Records contained in a dataset

● ● ●

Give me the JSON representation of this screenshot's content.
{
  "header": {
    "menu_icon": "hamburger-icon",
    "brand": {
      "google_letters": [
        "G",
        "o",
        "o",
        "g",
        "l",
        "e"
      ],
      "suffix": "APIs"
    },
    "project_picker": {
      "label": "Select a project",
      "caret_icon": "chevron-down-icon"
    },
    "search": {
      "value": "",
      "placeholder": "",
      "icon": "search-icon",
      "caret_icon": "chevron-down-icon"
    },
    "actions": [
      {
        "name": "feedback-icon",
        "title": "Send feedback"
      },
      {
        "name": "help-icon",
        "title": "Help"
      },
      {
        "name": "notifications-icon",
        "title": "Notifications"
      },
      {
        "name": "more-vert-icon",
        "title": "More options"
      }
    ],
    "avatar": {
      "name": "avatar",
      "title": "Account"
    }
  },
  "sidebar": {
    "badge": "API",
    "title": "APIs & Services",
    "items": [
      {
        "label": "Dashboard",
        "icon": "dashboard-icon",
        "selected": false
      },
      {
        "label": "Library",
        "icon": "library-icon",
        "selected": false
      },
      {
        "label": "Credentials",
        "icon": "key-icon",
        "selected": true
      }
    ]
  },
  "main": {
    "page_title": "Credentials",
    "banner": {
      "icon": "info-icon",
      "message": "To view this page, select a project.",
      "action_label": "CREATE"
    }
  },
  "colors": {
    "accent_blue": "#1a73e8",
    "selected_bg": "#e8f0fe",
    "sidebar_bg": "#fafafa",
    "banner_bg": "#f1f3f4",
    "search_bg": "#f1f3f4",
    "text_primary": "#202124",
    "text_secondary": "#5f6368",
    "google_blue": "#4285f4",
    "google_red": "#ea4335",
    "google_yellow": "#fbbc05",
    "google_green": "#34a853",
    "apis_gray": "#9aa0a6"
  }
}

● ● ●

▶ PROMPT:
Copy every line of the records above that contains "Credentials".

▶ EXERCISE SOLUTION:
        "label": "Credentials",
    "page_title": "Credentials",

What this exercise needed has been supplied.